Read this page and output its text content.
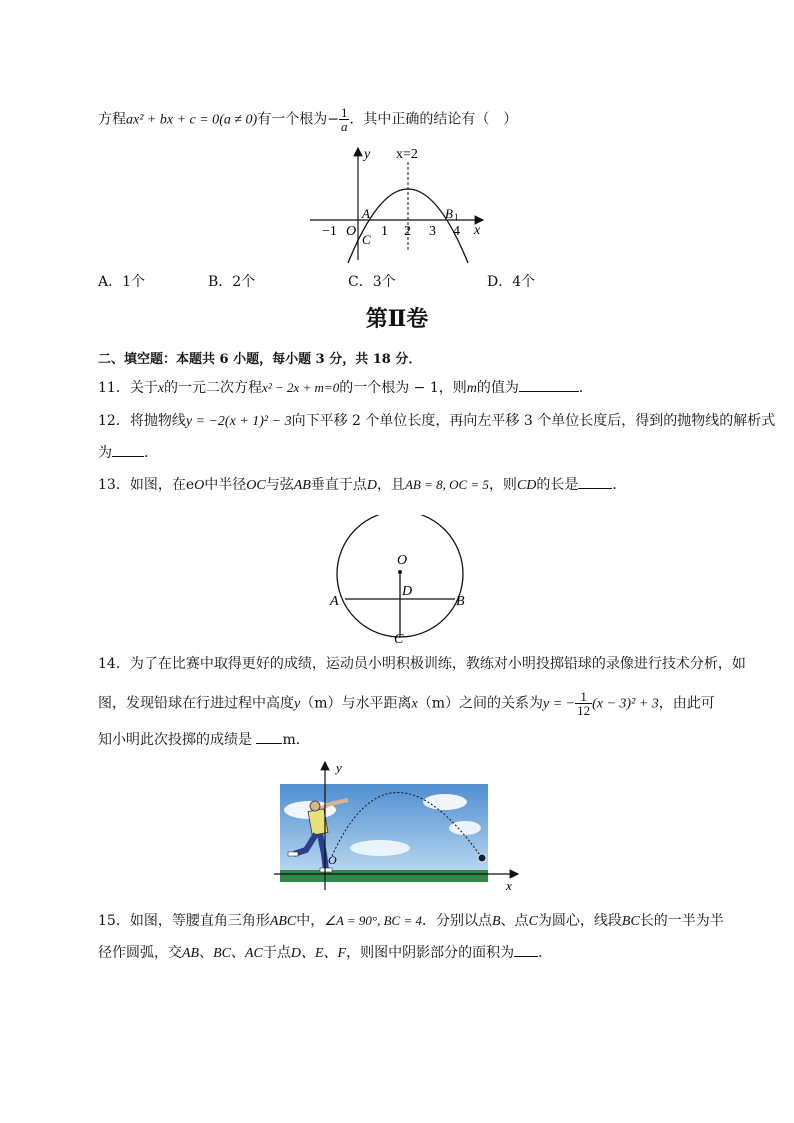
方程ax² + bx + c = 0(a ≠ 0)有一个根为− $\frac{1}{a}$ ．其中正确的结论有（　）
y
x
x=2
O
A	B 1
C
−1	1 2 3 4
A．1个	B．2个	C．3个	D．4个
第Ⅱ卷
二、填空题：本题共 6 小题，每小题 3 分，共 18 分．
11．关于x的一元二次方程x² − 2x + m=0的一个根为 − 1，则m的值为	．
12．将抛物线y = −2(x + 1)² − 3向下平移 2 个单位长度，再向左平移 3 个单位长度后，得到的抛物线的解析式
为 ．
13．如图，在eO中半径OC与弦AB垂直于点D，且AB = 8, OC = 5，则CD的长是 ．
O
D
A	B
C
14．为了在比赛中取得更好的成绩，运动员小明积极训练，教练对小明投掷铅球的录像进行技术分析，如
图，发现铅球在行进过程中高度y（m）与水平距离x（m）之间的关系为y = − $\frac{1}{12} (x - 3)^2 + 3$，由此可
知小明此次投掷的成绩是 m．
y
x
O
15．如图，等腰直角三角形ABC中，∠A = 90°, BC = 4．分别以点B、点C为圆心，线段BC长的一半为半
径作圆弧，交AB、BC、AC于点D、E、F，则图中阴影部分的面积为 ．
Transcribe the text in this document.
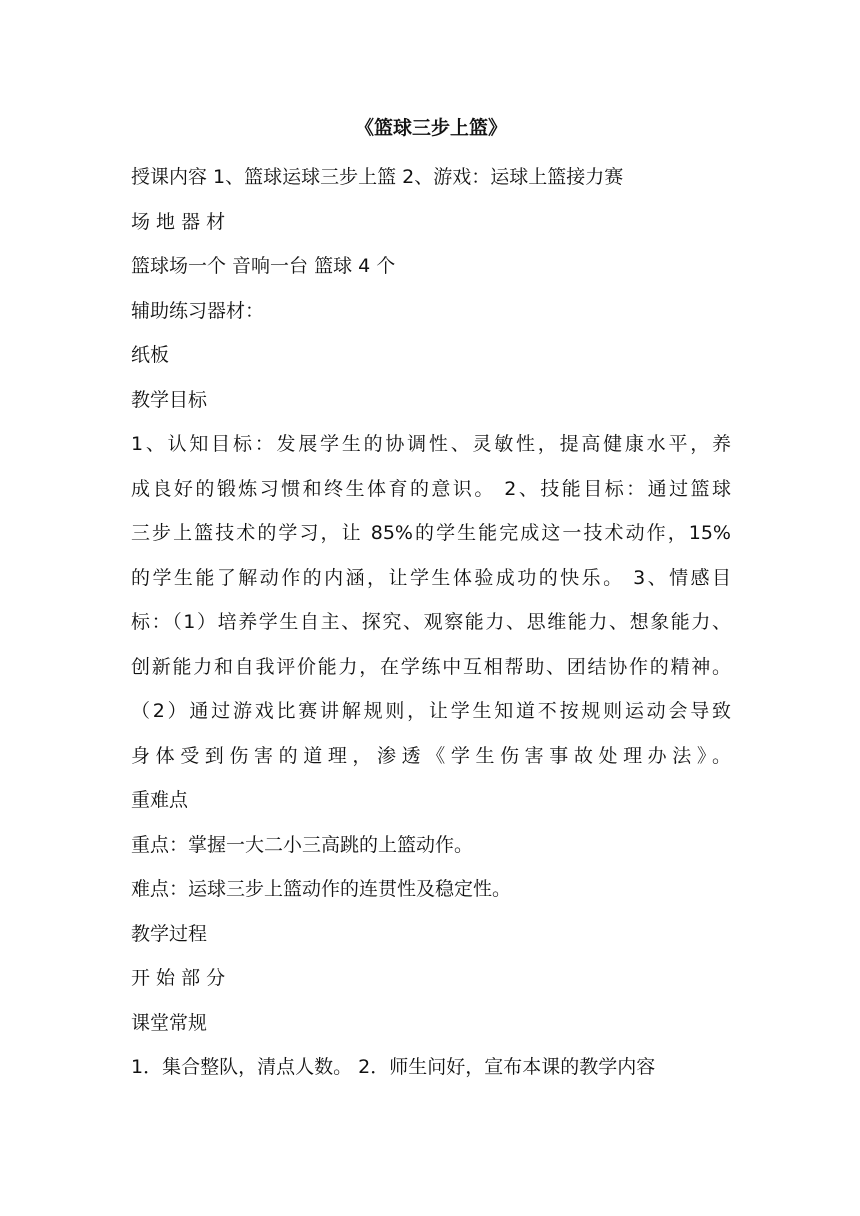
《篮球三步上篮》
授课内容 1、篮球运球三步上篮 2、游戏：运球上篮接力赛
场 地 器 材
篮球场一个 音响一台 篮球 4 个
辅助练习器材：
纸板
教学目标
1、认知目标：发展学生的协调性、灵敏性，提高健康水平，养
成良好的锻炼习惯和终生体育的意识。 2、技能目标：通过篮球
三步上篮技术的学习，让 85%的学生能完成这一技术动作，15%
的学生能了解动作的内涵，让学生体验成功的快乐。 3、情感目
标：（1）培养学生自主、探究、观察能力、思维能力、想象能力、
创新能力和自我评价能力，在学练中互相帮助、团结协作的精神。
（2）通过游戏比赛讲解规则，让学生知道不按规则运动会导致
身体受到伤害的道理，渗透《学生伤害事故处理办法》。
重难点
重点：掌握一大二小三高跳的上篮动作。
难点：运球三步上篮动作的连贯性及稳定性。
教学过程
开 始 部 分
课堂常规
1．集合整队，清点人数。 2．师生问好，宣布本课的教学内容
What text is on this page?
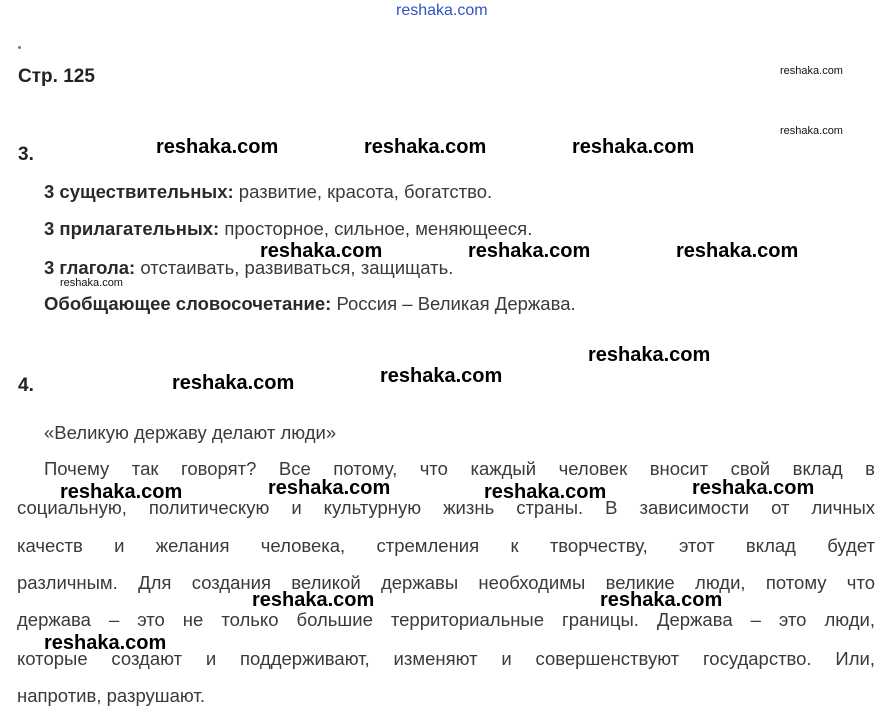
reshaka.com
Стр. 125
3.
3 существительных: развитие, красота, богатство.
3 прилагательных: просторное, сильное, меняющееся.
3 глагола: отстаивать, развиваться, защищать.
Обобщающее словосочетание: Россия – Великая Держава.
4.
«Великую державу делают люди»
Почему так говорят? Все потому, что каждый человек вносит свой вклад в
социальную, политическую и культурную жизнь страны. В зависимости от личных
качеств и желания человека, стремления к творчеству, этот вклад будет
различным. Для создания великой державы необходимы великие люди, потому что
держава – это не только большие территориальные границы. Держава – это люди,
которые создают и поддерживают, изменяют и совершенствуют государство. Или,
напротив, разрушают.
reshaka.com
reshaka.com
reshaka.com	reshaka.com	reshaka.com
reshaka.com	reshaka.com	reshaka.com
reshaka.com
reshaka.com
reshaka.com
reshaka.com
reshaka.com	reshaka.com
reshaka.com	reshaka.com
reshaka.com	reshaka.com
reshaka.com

__Aim of the exercise__
Identify each line in the entries with the word "потому" and copy it.

__Finished task__
Почему так говорят? Все потому, что каждый человек вносит свой вклад в
различным. Для создания великой державы необходимы великие люди, потому что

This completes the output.